* **Request**:
Scan the data. Collect each line that contains the word "Cuenta".

(Dataset records)
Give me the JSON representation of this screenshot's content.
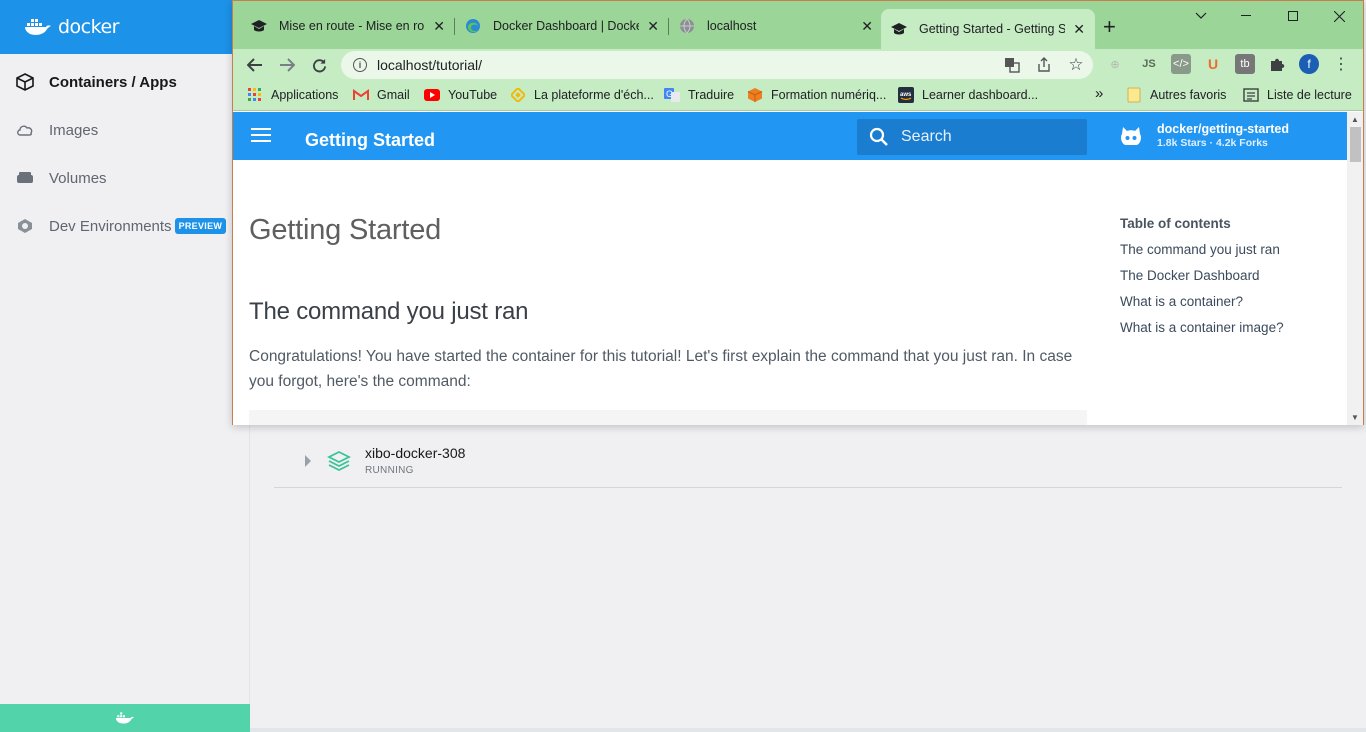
{
  "docker": {
    "brand": "docker",
    "nav": [
      {
        "label": "Containers / Apps",
        "icon": "container-icon",
        "active": true
      },
      {
        "label": "Images",
        "icon": "cloud-icon",
        "active": false
      },
      {
        "label": "Volumes",
        "icon": "volume-icon",
        "active": false
      },
      {
        "label": "Dev Environments",
        "icon": "dev-env-icon",
        "active": false,
        "badge": "PREVIEW"
      }
    ],
    "container": {
      "name": "xibo-docker-308",
      "status": "RUNNING"
    },
    "colors": {
      "brand_blue": "#1d92e9",
      "footer_green": "#52d3aa"
    }
  },
  "chrome": {
    "tabs": [
      {
        "title": "Mise en route - Mise en route",
        "favicon": "graduation-cap-icon",
        "active": false
      },
      {
        "title": "Docker Dashboard | Docker",
        "favicon": "edge-icon",
        "active": false
      },
      {
        "title": "localhost",
        "favicon": "globe-icon",
        "active": false
      },
      {
        "title": "Getting Started - Getting Started",
        "favicon": "graduation-cap-icon",
        "active": true
      }
    ],
    "new_tab": "+",
    "url": "localhost/tutorial/",
    "bookmarks": [
      {
        "label": "Applications",
        "icon": "apps-grid-icon"
      },
      {
        "label": "Gmail",
        "icon": "gmail-icon"
      },
      {
        "label": "YouTube",
        "icon": "youtube-icon"
      },
      {
        "label": "La plateforme d'éch...",
        "icon": "binance-icon"
      },
      {
        "label": "Traduire",
        "icon": "translate-icon"
      },
      {
        "label": "Formation numériq...",
        "icon": "box-icon"
      },
      {
        "label": "Learner dashboard...",
        "icon": "aws-icon"
      }
    ],
    "more_bookmarks": "»",
    "other_bookmarks": "Autres favoris",
    "reading_list": "Liste de lecture",
    "profile_initial": "f",
    "colors": {
      "tabstrip": "#9bd597",
      "toolbar": "#c6ecc3"
    }
  },
  "page": {
    "site_title": "Getting Started",
    "search_placeholder": "Search",
    "repo_name": "docker/getting-started",
    "repo_stats": "1.8k Stars · 4.2k Forks",
    "h1": "Getting Started",
    "h2": "The command you just ran",
    "paragraph": "Congratulations! You have started the container for this tutorial! Let's first explain the command that you just ran. In case you forgot, here's the command:",
    "toc_title": "Table of contents",
    "toc": [
      "The command you just ran",
      "The Docker Dashboard",
      "What is a container?",
      "What is a container image?"
    ],
    "colors": {
      "header": "#2196f3"
    }
  }
}
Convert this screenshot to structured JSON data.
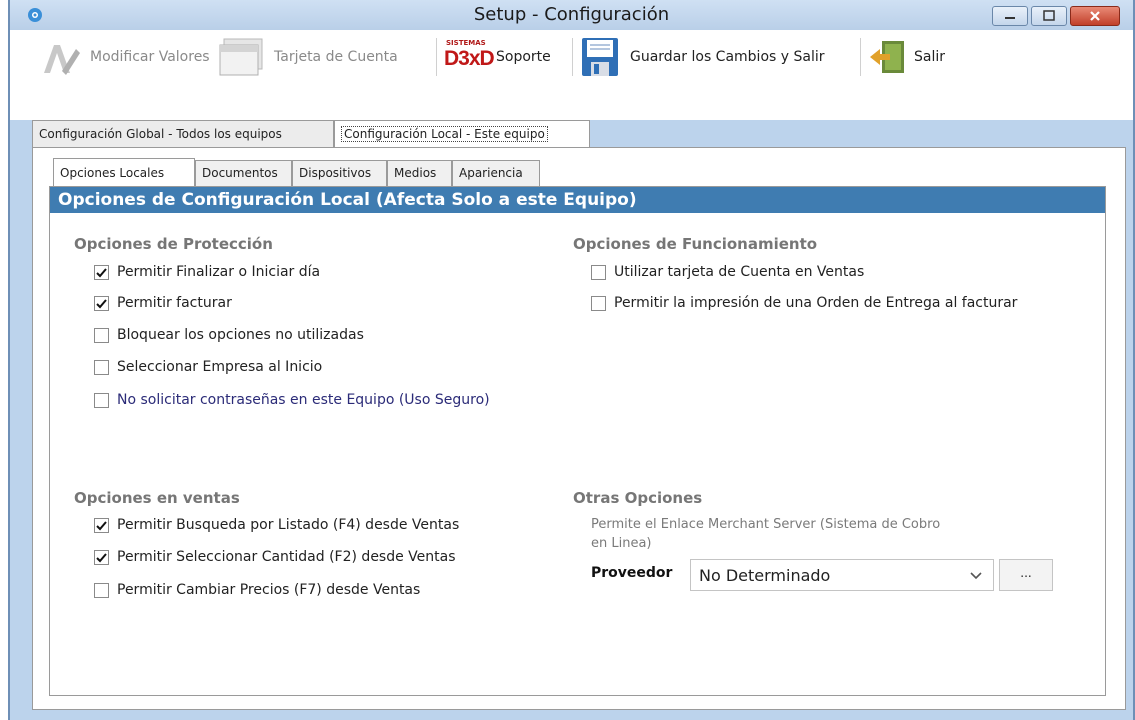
{
  "window": {
    "title": "Setup - Configuración",
    "icons": {
      "app": "gear-icon",
      "minimize": "minimize-icon",
      "maximize": "maximize-icon",
      "close": "close-icon"
    }
  },
  "toolbar": {
    "modify_values": "Modificar Valores",
    "account_card": "Tarjeta de Cuenta",
    "support_logo_small": "SISTEMAS",
    "support_logo_big": "D3xD",
    "support": "Soporte",
    "save_exit": "Guardar los Cambios  y Salir",
    "exit": "Salir"
  },
  "outer_tabs": [
    "Configuración Global - Todos los equipos",
    "Configuración Local - Este equipo"
  ],
  "inner_tabs": [
    "Opciones Locales",
    "Documentos",
    "Dispositivos",
    "Medios",
    "Apariencia"
  ],
  "panel": {
    "header": "Opciones de Configuración Local (Afecta Solo a este Equipo)",
    "protection": {
      "title": "Opciones de Protección",
      "items": [
        {
          "label": "Permitir Finalizar o Iniciar día",
          "checked": true
        },
        {
          "label": "Permitir facturar",
          "checked": true
        },
        {
          "label": "Bloquear los opciones no utilizadas",
          "checked": false
        },
        {
          "label": "Seleccionar Empresa al Inicio",
          "checked": false
        },
        {
          "label": "No solicitar contraseñas en este Equipo (Uso Seguro)",
          "checked": false
        }
      ]
    },
    "operation": {
      "title": "Opciones de Funcionamiento",
      "items": [
        {
          "label": "Utilizar tarjeta de Cuenta en Ventas",
          "checked": false
        },
        {
          "label": "Permitir la impresión de una Orden de Entrega al facturar",
          "checked": false
        }
      ]
    },
    "sales": {
      "title": "Opciones en ventas",
      "items": [
        {
          "label": "Permitir Busqueda por Listado (F4) desde Ventas",
          "checked": true
        },
        {
          "label": "Permitir Seleccionar Cantidad (F2) desde Ventas",
          "checked": true
        },
        {
          "label": "Permitir Cambiar Precios (F7) desde Ventas",
          "checked": false
        }
      ]
    },
    "other": {
      "title": "Otras Opciones",
      "description": "Permite el Enlace Merchant Server (Sistema de Cobro en Linea)",
      "provider_label": "Proveedor",
      "provider_value": "No Determinado",
      "browse_button": "..."
    }
  },
  "colors": {
    "header_bar": "#3f7cb1",
    "section_title": "#767676",
    "window_frame": "#bcd3ec"
  }
}
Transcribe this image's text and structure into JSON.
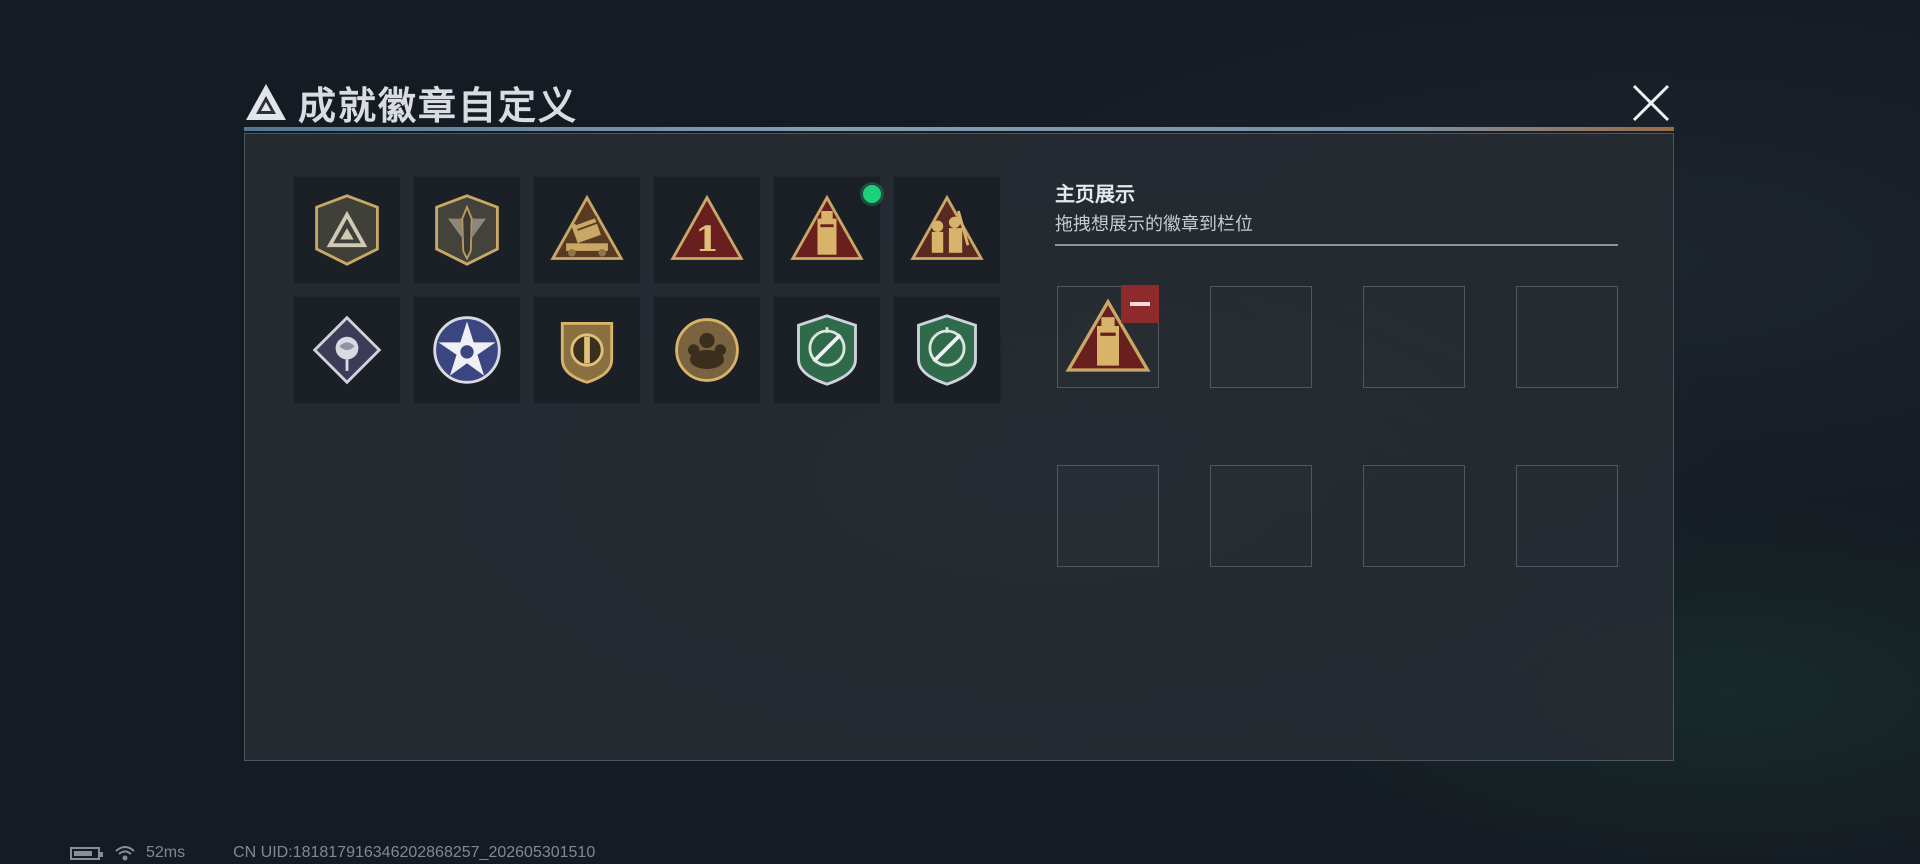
{
  "header": {
    "title": "成就徽章自定义",
    "logo_icon": "triangle-logo-icon",
    "close_icon": "close-icon"
  },
  "badges": [
    {
      "icon": "shield-triangle-badge-icon"
    },
    {
      "icon": "shield-dagger-badge-icon"
    },
    {
      "icon": "triangle-launcher-badge-icon"
    },
    {
      "icon": "triangle-number-one-badge-icon",
      "number": "1"
    },
    {
      "icon": "triangle-tower-badge-icon",
      "selected": true
    },
    {
      "icon": "triangle-soldiers-badge-icon"
    },
    {
      "icon": "diamond-rose-badge-icon"
    },
    {
      "icon": "star-wheel-badge-icon"
    },
    {
      "icon": "shield-emblem-badge-icon"
    },
    {
      "icon": "round-gear-badge-icon"
    },
    {
      "icon": "green-crosshair-knife-badge-icon"
    },
    {
      "icon": "green-crosshair-knife-badge-icon"
    }
  ],
  "showcase": {
    "title": "主页展示",
    "subtitle": "拖拽想展示的徽章到栏位",
    "slots": [
      {
        "badge": "triangle-tower-badge-icon",
        "remove_icon": "minus-icon"
      },
      {
        "badge": ""
      },
      {
        "badge": ""
      },
      {
        "badge": ""
      },
      {
        "badge": ""
      },
      {
        "badge": ""
      },
      {
        "badge": ""
      },
      {
        "badge": ""
      }
    ]
  },
  "status": {
    "ping": "52ms",
    "uid": "CN UID:181817916346202868257_202605301510",
    "battery_icon": "battery-icon",
    "wifi_icon": "wifi-icon"
  },
  "colors": {
    "accent_green": "#1fd07a",
    "remove_red": "#8e2a2b",
    "gold": "#c9a866",
    "dark_red": "#5a1d1d",
    "badge_green": "#2f6a4a"
  }
}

* **Task result**:
    "account_card": "Tarjeta de Cuenta",
          "label": "Utilizar tarjeta de Cuenta en Ventas",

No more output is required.